• _Work to be completed_:
Find all the lines with "Agricultural" and gather them.
--
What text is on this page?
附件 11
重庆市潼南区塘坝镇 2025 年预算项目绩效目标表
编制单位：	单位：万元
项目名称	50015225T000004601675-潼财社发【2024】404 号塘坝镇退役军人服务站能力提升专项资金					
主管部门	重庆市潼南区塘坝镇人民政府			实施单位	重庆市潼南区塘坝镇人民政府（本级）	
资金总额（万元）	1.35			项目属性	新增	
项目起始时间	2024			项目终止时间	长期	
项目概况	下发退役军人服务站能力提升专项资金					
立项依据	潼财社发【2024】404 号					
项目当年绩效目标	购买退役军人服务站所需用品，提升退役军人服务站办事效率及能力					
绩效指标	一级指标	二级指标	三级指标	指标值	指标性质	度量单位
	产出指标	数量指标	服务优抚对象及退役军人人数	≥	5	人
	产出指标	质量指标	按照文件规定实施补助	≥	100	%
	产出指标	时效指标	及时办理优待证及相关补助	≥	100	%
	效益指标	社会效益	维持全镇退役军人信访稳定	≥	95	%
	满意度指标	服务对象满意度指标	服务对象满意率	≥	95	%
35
--
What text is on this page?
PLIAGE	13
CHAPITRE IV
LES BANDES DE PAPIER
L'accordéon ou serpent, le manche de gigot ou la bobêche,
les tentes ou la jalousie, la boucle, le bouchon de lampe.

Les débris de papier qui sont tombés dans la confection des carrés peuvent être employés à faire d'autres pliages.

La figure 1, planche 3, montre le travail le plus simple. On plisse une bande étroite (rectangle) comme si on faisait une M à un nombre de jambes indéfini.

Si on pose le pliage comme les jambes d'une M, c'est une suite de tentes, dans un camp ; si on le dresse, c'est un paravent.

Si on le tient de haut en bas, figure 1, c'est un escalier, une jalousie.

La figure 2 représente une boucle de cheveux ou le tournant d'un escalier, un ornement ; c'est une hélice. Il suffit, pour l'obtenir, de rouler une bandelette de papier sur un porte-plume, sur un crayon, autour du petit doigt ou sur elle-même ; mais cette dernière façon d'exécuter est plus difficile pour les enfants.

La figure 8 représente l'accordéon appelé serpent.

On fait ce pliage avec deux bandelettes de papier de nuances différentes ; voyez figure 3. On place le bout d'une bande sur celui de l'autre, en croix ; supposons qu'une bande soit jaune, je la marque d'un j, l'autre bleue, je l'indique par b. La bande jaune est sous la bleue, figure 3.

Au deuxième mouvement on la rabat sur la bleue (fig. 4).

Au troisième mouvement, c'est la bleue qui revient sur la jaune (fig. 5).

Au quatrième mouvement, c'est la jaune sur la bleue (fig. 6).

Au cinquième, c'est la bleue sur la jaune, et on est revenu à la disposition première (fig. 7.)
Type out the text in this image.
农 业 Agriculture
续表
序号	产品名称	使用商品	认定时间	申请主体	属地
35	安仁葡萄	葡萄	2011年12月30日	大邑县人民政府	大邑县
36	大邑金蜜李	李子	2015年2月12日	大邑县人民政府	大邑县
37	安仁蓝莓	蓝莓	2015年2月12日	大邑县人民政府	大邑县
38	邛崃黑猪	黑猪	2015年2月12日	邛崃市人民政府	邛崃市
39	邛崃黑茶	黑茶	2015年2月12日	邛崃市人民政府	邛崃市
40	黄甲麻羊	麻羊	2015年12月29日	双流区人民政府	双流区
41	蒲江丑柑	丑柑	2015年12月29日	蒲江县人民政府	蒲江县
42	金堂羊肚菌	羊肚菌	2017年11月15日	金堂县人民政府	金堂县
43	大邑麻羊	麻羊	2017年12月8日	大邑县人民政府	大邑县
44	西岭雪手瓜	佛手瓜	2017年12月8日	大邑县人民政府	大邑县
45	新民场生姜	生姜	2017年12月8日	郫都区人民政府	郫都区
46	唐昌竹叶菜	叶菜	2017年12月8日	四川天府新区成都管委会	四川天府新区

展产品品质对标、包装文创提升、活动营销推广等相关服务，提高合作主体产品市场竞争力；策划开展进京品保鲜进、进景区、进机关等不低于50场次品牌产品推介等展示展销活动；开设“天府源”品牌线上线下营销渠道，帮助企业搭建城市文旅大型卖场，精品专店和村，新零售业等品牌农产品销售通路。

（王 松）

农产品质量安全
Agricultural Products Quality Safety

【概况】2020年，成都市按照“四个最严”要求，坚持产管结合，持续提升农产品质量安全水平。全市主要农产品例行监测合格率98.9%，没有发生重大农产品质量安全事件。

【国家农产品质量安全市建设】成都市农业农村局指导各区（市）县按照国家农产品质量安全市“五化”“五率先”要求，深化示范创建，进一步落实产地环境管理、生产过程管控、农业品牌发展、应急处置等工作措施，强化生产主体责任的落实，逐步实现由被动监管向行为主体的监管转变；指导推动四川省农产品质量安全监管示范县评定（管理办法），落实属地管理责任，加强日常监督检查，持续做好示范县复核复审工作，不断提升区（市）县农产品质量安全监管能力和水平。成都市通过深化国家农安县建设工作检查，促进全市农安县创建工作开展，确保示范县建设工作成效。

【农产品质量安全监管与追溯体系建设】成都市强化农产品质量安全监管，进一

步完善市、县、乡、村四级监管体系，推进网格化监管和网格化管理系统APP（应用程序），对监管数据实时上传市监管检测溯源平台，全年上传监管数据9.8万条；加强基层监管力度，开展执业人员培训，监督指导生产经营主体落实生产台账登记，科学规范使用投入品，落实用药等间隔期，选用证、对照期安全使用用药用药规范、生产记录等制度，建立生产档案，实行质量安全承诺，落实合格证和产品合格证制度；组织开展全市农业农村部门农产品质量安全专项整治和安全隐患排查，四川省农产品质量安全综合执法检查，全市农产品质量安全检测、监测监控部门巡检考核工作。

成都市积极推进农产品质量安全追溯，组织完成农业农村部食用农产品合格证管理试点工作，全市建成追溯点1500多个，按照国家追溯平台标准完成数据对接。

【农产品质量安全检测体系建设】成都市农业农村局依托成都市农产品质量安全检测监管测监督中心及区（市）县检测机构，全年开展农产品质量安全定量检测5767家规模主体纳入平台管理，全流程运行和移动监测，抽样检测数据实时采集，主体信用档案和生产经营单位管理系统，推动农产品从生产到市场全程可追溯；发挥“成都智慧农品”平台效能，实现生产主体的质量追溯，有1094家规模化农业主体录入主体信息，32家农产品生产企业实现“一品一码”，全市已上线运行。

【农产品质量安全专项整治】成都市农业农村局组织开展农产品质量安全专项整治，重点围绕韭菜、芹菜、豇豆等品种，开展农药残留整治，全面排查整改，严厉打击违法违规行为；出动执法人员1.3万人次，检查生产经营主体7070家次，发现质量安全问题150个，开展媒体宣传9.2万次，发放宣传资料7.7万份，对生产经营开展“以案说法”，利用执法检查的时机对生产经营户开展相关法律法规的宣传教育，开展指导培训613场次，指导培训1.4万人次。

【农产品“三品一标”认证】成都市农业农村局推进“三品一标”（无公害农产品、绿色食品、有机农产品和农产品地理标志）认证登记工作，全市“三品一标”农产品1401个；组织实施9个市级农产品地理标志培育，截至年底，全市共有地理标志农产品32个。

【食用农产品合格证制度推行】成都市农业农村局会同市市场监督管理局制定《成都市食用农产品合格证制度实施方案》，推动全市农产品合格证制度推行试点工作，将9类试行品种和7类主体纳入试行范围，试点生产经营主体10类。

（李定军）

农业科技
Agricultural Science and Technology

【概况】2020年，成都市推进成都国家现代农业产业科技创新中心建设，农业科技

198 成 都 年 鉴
--
• _Output for this task_:
Agricultural Products Quality Safety
Agricultural Science and Technology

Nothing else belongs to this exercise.